**Directive:** Repeat the records below exactly as they appear.

**Data records:**
----------
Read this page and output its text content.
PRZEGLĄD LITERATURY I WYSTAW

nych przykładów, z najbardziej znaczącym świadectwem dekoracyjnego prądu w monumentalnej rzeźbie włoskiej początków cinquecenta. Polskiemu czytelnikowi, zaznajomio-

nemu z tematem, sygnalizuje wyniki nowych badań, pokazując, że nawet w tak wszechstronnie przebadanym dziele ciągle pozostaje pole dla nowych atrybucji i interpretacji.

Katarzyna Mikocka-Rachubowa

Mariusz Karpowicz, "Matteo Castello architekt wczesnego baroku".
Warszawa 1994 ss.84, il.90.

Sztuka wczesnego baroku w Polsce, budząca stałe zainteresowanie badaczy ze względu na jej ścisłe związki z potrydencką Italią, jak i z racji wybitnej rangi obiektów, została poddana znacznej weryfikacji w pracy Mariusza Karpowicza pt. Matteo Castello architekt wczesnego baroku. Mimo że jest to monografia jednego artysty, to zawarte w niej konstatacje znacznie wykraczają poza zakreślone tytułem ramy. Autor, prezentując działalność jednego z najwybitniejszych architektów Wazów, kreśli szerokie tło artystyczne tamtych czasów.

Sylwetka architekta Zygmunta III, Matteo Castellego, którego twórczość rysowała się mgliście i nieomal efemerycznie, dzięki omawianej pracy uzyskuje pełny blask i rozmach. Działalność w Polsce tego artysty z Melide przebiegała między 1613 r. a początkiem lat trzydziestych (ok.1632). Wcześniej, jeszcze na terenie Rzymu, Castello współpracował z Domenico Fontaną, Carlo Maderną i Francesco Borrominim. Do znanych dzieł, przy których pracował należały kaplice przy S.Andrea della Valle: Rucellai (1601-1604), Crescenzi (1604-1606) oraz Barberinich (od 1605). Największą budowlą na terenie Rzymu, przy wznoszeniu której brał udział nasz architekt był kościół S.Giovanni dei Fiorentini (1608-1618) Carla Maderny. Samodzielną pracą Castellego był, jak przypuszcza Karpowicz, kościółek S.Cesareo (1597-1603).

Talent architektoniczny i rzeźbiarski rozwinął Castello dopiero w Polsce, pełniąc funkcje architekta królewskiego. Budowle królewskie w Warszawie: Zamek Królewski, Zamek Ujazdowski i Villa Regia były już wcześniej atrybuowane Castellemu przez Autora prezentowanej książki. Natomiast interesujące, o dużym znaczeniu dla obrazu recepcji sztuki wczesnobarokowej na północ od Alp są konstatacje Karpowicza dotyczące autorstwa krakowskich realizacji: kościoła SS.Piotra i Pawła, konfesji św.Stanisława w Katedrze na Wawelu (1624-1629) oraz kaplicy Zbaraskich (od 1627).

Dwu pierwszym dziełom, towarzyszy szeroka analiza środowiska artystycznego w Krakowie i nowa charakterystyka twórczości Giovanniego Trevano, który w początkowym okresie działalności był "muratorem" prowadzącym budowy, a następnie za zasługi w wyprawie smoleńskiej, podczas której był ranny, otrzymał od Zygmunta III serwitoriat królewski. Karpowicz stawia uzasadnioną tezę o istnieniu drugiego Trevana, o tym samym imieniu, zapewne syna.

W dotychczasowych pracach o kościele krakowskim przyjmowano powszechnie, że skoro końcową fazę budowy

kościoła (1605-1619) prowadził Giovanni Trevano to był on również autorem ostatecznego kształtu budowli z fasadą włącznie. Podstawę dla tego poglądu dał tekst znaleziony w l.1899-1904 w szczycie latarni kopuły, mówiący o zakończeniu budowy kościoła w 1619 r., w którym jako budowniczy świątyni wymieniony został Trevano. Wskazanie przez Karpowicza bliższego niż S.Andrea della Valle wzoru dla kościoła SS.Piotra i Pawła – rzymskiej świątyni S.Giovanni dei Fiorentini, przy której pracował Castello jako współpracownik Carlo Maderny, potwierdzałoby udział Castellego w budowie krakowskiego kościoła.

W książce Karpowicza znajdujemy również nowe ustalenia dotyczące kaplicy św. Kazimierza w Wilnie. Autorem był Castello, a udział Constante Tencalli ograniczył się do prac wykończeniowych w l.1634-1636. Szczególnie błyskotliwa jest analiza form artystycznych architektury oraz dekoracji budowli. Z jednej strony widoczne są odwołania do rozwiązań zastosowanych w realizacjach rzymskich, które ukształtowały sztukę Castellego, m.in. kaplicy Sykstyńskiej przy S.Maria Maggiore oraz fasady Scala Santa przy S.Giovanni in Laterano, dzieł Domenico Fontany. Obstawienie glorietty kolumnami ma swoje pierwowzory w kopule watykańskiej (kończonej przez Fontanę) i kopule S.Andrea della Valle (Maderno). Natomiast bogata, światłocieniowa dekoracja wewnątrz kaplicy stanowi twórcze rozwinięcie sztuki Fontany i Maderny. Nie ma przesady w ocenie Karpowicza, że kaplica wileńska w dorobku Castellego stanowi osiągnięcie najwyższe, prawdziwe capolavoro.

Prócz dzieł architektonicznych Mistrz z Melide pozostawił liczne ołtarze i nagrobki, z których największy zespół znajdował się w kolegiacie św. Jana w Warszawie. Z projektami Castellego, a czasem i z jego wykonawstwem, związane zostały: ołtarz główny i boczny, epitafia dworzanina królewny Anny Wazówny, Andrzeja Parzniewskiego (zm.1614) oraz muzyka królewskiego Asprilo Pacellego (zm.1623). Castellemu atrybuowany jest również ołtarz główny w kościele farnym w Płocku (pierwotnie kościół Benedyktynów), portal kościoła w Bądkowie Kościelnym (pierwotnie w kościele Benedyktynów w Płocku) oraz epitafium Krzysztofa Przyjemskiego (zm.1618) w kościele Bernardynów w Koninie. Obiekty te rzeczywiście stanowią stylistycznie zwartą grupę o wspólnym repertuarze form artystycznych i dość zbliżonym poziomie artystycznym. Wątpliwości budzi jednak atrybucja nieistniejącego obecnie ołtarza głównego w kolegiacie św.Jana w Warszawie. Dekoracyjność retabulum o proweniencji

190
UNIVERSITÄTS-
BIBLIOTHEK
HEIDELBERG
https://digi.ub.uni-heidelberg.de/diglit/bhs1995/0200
----------
**Completed exercise:**
Read this page and output its text content.
PRZEGLĄD LITERATURY I WYSTAW

nych przykładów, z najbardziej znaczącym świadectwem dekoracyjnego prądu w monumentalnej rzeźbie włoskiej początków cinquecenta. Polskiemu czytelnikowi, zaznajomio-

nemu z tematem, sygnalizuje wyniki nowych badań, pokazując, że nawet w tak wszechstronnie przebadanym dziele ciągle pozostaje pole dla nowych atrybucji i interpretacji.

Katarzyna Mikocka-Rachubowa

Mariusz Karpowicz, "Matteo Castello architekt wczesnego baroku".
Warszawa 1994 ss.84, il.90.

Sztuka wczesnego baroku w Polsce, budząca stałe zainteresowanie badaczy ze względu na jej ścisłe związki z potrydencką Italią, jak i z racji wybitnej rangi obiektów, została poddana znacznej weryfikacji w pracy Mariusza Karpowicza pt. Matteo Castello architekt wczesnego baroku. Mimo że jest to monografia jednego artysty, to zawarte w niej konstatacje znacznie wykraczają poza zakreślone tytułem ramy. Autor, prezentując działalność jednego z najwybitniejszych architektów Wazów, kreśli szerokie tło artystyczne tamtych czasów.

Sylwetka architekta Zygmunta III, Matteo Castellego, którego twórczość rysowała się mgliście i nieomal efemerycznie, dzięki omawianej pracy uzyskuje pełny blask i rozmach. Działalność w Polsce tego artysty z Melide przebiegała między 1613 r. a początkiem lat trzydziestych (ok.1632). Wcześniej, jeszcze na terenie Rzymu, Castello współpracował z Domenico Fontaną, Carlo Maderną i Francesco Borrominim. Do znanych dzieł, przy których pracował należały kaplice przy S.Andrea della Valle: Rucellai (1601-1604), Crescenzi (1604-1606) oraz Barberinich (od 1605). Największą budowlą na terenie Rzymu, przy wznoszeniu której brał udział nasz architekt był kościół S.Giovanni dei Fiorentini (1608-1618) Carla Maderny. Samodzielną pracą Castellego był, jak przypuszcza Karpowicz, kościółek S.Cesareo (1597-1603).

Talent architektoniczny i rzeźbiarski rozwinął Castello dopiero w Polsce, pełniąc funkcje architekta królewskiego. Budowle królewskie w Warszawie: Zamek Królewski, Zamek Ujazdowski i Villa Regia były już wcześniej atrybuowane Castellemu przez Autora prezentowanej książki. Natomiast interesujące, o dużym znaczeniu dla obrazu recepcji sztuki wczesnobarokowej na północ od Alp są konstatacje Karpowicza dotyczące autorstwa krakowskich realizacji: kościoła SS.Piotra i Pawła, konfesji św.Stanisława w Katedrze na Wawelu (1624-1629) oraz kaplicy Zbaraskich (od 1627).

Dwu pierwszym dziełom, towarzyszy szeroka analiza środowiska artystycznego w Krakowie i nowa charakterystyka twórczości Giovanniego Trevano, który w początkowym okresie działalności był "muratorem" prowadzącym budowy, a następnie za zasługi w wyprawie smoleńskiej, podczas której był ranny, otrzymał od Zygmunta III serwitoriat królewski. Karpowicz stawia uzasadnioną tezę o istnieniu drugiego Trevana, o tym samym imieniu, zapewne syna.

W dotychczasowych pracach o kościele krakowskim przyjmowano powszechnie, że skoro końcową fazę budowy

kościoła (1605-1619) prowadził Giovanni Trevano to był on również autorem ostatecznego kształtu budowli z fasadą włącznie. Podstawę dla tego poglądu dał tekst znaleziony w l.1899-1904 w szczycie latarni kopuły, mówiący o zakończeniu budowy kościoła w 1619 r., w którym jako budowniczy świątyni wymieniony został Trevano. Wskazanie przez Karpowicza bliższego niż S.Andrea della Valle wzoru dla kościoła SS.Piotra i Pawła – rzymskiej świątyni S.Giovanni dei Fiorentini, przy której pracował Castello jako współpracownik Carlo Maderny, potwierdzałoby udział Castellego w budowie krakowskiego kościoła.

W książce Karpowicza znajdujemy również nowe ustalenia dotyczące kaplicy św. Kazimierza w Wilnie. Autorem był Castello, a udział Constante Tencalli ograniczył się do prac wykończeniowych w l.1634-1636. Szczególnie błyskotliwa jest analiza form artystycznych architektury oraz dekoracji budowli. Z jednej strony widoczne są odwołania do rozwiązań zastosowanych w realizacjach rzymskich, które ukształtowały sztukę Castellego, m.in. kaplicy Sykstyńskiej przy S.Maria Maggiore oraz fasady Scala Santa przy S.Giovanni in Laterano, dzieł Domenico Fontany. Obstawienie glorietty kolumnami ma swoje pierwowzory w kopule watykańskiej (kończonej przez Fontanę) i kopule S.Andrea della Valle (Maderno). Natomiast bogata, światłocieniowa dekoracja wewnątrz kaplicy stanowi twórcze rozwinięcie sztuki Fontany i Maderny. Nie ma przesady w ocenie Karpowicza, że kaplica wileńska w dorobku Castellego stanowi osiągnięcie najwyższe, prawdziwe capolavoro.

Prócz dzieł architektonicznych Mistrz z Melide pozostawił liczne ołtarze i nagrobki, z których największy zespół znajdował się w kolegiacie św. Jana w Warszawie. Z projektami Castellego, a czasem i z jego wykonawstwem, związane zostały: ołtarz główny i boczny, epitafia dworzanina królewny Anny Wazówny, Andrzeja Parzniewskiego (zm.1614) oraz muzyka królewskiego Asprilo Pacellego (zm.1623). Castellemu atrybuowany jest również ołtarz główny w kościele farnym w Płocku (pierwotnie kościół Benedyktynów), portal kościoła w Bądkowie Kościelnym (pierwotnie w kościele Benedyktynów w Płocku) oraz epitafium Krzysztofa Przyjemskiego (zm.1618) w kościele Bernardynów w Koninie. Obiekty te rzeczywiście stanowią stylistycznie zwartą grupę o wspólnym repertuarze form artystycznych i dość zbliżonym poziomie artystycznym. Wątpliwości budzi jednak atrybucja nieistniejącego obecnie ołtarza głównego w kolegiacie św.Jana w Warszawie. Dekoracyjność retabulum o proweniencji

190
UNIVERSITÄTS-
BIBLIOTHEK
HEIDELBERG
https://digi.ub.uni-heidelberg.de/diglit/bhs1995/0200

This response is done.